* Source material:

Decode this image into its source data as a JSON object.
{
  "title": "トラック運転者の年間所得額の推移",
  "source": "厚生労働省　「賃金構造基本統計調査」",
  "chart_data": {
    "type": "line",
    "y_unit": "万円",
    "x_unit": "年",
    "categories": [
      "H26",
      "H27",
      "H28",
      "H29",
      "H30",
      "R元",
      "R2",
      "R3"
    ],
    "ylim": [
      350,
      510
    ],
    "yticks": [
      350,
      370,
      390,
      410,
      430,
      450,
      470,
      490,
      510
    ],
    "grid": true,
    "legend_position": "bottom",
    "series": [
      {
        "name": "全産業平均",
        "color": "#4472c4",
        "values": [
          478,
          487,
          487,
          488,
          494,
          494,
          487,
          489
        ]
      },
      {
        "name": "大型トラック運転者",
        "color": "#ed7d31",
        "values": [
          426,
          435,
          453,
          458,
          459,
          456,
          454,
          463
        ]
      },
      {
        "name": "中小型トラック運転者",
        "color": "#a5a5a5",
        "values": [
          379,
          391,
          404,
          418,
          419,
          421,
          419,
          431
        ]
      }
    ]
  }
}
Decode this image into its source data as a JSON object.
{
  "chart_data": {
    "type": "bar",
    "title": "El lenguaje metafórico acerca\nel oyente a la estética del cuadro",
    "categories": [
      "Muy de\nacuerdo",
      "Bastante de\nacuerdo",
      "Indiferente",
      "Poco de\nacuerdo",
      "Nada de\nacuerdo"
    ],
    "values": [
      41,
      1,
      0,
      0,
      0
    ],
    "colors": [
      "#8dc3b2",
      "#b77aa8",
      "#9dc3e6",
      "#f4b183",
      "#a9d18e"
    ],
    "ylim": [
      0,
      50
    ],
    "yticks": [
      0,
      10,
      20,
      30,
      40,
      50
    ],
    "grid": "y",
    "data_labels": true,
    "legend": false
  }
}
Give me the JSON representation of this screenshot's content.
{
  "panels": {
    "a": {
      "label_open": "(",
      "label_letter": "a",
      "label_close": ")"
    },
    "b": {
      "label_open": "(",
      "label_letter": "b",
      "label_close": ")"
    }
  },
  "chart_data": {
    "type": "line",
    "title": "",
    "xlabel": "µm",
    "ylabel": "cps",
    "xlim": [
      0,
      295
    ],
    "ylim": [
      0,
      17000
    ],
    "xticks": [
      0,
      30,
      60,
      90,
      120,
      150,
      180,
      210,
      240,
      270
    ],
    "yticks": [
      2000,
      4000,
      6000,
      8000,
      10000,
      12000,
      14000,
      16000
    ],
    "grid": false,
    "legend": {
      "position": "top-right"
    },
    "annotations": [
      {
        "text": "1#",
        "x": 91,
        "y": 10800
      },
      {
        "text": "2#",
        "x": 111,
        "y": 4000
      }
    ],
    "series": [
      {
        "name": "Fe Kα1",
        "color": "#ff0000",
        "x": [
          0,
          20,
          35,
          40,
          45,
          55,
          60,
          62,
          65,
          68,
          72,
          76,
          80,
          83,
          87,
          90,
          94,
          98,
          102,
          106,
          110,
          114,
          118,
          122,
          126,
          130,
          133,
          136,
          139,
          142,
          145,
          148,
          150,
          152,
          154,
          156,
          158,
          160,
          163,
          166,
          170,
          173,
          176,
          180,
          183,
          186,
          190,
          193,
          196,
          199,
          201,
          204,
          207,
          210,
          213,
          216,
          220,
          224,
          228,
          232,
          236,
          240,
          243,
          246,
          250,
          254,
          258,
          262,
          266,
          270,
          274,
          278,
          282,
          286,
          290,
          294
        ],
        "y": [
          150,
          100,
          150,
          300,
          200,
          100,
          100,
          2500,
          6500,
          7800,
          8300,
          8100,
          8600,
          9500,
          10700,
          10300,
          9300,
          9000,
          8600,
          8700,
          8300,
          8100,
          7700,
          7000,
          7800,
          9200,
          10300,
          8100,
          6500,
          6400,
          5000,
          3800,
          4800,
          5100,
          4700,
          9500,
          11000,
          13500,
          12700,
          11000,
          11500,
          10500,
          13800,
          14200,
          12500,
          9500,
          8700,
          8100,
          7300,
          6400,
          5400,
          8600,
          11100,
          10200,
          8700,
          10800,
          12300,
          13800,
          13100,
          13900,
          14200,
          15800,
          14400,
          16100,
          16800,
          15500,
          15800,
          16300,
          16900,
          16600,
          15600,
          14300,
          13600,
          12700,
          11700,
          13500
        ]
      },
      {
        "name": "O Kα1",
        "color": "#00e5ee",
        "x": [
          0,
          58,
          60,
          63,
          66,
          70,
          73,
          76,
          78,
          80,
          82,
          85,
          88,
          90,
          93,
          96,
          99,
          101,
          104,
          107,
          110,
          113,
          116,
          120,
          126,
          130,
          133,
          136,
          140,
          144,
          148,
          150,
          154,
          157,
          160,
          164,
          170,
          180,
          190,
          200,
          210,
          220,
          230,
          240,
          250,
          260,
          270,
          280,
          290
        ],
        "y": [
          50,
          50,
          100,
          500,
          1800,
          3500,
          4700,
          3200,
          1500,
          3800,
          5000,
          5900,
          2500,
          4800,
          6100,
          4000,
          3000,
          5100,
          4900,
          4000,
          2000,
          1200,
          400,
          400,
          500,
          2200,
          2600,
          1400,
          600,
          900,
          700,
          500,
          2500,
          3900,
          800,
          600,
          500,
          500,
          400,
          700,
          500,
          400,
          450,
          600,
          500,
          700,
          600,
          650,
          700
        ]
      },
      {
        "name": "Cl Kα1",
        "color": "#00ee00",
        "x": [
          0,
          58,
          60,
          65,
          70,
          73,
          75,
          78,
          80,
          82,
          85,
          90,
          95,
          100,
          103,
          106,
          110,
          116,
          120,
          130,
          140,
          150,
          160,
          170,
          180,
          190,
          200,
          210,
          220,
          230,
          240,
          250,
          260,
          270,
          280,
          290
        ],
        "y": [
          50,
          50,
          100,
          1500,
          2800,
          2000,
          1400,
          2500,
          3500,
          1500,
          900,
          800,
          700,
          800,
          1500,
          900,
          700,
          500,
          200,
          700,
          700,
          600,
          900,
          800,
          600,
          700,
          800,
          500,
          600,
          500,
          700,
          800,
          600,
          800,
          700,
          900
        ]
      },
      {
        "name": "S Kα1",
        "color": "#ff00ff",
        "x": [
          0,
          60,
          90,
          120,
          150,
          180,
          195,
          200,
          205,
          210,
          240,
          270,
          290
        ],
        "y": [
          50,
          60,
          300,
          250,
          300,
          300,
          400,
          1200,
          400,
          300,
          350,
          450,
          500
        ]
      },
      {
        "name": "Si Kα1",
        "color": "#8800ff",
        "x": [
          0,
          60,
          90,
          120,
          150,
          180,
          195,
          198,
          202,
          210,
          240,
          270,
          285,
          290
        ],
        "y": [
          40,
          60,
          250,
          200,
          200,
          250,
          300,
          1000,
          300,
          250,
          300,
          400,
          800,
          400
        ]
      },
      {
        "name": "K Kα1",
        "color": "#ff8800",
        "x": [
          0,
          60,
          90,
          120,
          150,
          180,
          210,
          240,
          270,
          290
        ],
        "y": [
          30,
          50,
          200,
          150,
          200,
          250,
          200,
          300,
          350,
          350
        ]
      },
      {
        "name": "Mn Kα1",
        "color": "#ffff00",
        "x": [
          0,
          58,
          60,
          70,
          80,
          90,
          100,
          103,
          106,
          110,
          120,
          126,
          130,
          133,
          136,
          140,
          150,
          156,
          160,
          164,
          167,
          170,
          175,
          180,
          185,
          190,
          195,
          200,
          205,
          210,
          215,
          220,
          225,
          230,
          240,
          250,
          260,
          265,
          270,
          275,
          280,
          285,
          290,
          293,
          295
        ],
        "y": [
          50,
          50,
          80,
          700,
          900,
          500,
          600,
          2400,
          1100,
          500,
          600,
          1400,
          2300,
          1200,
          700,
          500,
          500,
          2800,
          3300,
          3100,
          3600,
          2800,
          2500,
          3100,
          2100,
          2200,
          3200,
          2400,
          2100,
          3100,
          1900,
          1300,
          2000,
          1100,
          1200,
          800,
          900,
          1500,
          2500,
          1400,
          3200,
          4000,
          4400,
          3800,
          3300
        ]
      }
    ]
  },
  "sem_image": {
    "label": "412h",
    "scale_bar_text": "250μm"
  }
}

* Work required: Look over the listing above. Pick out and copy every line that includes "name".

* Correct result:
        "name": "全産業平均",
        "name": "大型トラック運転者",
        "name": "中小型トラック運転者",
        "name": "Fe Kα1",
        "name": "O Kα1",
        "name": "Cl Kα1",
        "name": "S Kα1",
        "name": "Si Kα1",
        "name": "K Kα1",
        "name": "Mn Kα1",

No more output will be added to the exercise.